## Aim
Gather each line of the entries below that includes "curiosity".

-- begin --

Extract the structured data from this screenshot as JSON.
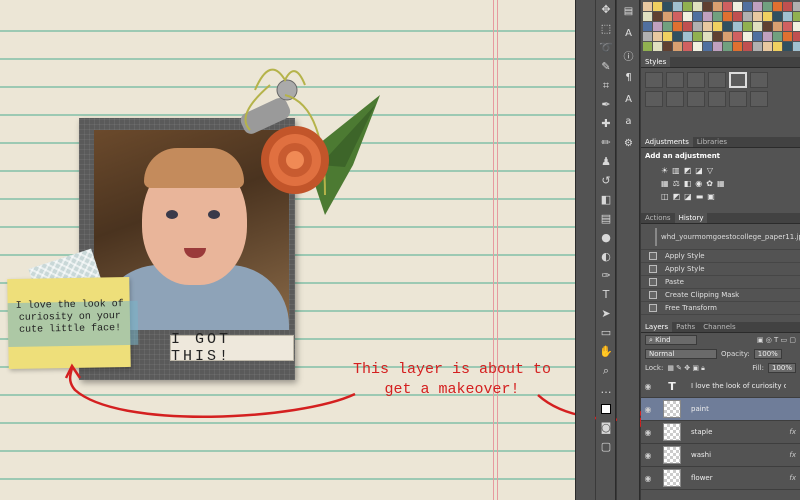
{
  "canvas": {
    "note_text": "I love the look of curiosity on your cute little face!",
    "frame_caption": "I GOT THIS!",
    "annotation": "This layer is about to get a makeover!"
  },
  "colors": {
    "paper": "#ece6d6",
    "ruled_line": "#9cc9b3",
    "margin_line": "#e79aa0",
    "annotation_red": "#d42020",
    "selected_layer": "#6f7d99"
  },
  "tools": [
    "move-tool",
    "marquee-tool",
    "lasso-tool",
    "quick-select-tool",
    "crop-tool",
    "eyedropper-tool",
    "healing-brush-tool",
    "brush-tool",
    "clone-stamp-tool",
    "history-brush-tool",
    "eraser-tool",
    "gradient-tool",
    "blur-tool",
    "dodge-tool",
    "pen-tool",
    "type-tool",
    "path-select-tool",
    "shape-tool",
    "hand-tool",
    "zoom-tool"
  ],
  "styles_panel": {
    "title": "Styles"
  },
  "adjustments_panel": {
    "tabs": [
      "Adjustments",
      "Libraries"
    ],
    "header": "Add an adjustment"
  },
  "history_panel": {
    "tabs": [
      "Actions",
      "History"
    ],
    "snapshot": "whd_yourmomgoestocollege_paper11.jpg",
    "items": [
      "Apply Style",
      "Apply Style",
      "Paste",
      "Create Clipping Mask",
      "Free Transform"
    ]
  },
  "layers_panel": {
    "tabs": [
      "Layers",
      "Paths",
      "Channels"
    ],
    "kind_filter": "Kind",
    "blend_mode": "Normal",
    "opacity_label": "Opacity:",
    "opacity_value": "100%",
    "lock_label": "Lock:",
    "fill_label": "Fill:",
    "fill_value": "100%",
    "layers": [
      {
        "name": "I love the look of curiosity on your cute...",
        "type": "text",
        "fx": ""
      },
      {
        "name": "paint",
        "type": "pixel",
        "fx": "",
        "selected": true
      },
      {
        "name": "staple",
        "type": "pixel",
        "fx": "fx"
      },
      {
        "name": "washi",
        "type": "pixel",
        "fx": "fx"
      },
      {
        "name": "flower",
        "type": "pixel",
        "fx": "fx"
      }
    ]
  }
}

-- end --
-- begin --

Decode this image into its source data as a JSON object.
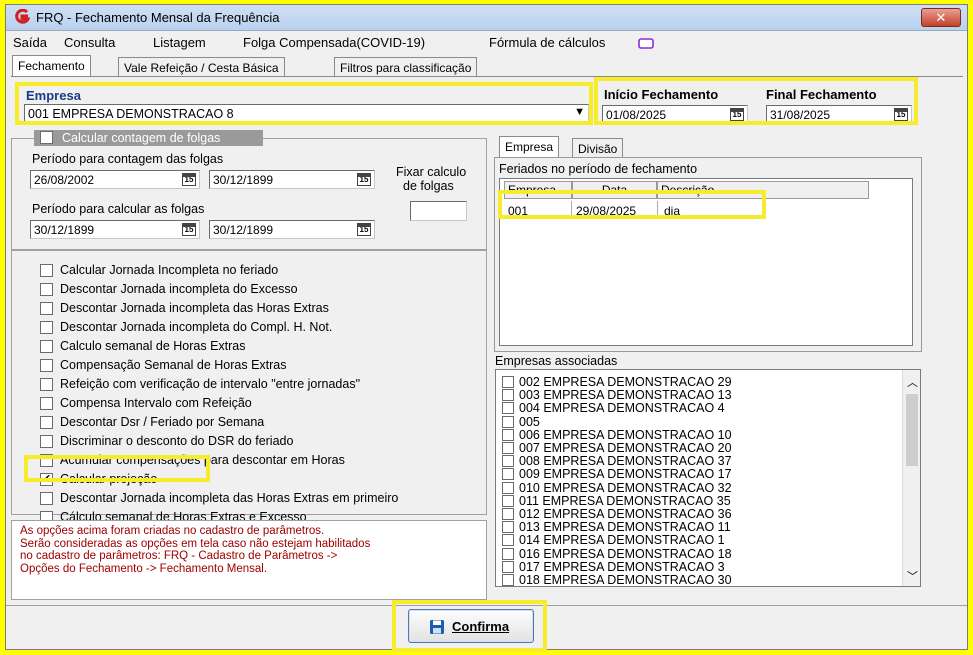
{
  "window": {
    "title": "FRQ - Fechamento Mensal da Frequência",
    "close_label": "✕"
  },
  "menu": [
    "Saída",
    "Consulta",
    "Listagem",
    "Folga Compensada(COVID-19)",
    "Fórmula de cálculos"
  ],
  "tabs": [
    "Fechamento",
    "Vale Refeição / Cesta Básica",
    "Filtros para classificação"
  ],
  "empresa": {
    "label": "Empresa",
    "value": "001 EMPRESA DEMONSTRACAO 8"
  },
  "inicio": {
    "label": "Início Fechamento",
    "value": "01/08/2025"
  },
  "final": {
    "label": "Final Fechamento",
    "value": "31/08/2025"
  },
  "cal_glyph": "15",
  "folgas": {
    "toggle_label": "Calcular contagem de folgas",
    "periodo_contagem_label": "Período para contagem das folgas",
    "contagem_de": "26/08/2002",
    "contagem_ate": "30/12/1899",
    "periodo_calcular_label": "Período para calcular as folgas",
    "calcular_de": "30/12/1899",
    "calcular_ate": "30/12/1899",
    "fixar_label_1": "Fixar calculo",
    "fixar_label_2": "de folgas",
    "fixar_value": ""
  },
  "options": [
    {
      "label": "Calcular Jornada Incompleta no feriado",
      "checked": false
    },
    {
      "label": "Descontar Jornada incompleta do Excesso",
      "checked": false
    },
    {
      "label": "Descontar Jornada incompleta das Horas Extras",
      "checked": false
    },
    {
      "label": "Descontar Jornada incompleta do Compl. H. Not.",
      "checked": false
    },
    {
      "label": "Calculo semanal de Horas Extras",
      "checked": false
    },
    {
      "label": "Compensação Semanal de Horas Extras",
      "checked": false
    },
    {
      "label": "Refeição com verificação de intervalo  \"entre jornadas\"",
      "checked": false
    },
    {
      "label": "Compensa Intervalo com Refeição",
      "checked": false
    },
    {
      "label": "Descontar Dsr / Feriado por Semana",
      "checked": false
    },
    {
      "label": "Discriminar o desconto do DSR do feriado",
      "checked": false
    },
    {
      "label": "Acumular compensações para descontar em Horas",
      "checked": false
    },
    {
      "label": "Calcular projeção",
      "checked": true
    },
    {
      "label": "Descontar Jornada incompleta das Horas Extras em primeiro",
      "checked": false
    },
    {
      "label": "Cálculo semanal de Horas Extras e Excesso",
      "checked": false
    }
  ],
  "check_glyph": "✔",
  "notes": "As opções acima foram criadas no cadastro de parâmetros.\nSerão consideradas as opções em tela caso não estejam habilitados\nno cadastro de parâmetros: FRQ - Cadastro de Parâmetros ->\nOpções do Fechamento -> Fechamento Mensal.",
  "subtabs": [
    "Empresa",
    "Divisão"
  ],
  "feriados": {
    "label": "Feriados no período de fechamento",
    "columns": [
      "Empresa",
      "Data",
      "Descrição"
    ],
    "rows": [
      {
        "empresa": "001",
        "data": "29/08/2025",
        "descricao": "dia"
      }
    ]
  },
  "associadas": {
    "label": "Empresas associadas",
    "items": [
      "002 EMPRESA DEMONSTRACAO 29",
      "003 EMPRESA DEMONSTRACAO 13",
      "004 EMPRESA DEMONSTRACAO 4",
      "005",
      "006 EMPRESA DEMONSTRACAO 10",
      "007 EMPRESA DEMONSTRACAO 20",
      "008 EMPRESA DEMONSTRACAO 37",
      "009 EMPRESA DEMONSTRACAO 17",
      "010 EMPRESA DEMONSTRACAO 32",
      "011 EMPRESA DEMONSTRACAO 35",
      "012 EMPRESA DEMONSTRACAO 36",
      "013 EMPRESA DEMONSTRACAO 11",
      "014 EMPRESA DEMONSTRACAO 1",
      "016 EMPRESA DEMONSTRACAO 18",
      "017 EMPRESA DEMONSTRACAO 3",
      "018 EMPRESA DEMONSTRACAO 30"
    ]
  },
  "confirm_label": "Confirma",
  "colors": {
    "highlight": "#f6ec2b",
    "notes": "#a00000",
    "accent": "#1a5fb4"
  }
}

-- end --
-- begin --

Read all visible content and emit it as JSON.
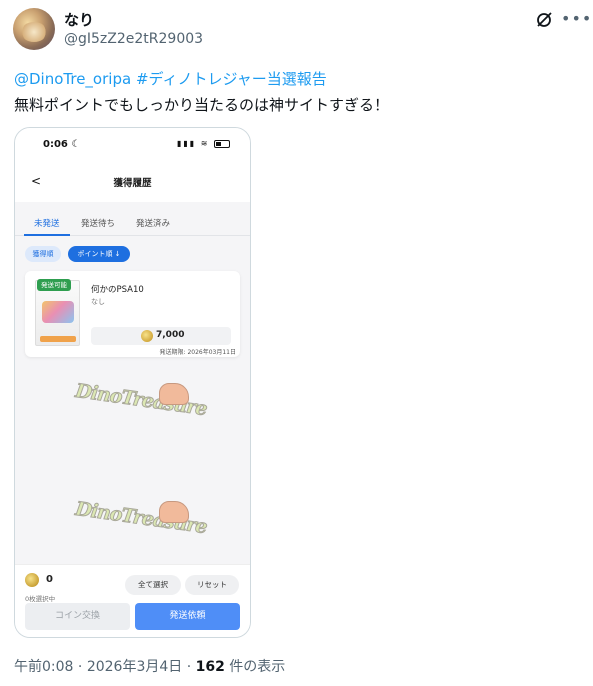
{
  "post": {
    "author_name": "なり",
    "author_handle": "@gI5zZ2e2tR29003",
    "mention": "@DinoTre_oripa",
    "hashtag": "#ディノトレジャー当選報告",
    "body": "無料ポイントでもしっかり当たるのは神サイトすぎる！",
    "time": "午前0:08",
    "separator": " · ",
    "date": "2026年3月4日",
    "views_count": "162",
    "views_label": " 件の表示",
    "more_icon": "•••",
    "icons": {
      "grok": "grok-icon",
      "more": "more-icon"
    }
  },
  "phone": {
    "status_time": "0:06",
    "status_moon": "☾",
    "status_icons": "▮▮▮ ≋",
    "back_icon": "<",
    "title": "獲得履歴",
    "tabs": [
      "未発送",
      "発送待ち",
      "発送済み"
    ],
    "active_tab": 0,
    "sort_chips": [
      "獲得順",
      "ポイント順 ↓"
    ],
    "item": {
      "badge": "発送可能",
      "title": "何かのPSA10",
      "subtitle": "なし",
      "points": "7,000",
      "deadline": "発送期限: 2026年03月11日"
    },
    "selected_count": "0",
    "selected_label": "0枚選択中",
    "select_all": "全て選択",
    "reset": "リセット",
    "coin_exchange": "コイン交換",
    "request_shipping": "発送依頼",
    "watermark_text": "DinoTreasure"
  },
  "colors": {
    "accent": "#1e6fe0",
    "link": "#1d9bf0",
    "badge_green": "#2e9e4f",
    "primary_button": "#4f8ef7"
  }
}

-- end --

## Answer to the problem
    "note_text": "I love the look of curiosity on your cute little face!",
        "name": "I love the look of curiosity on your cute...",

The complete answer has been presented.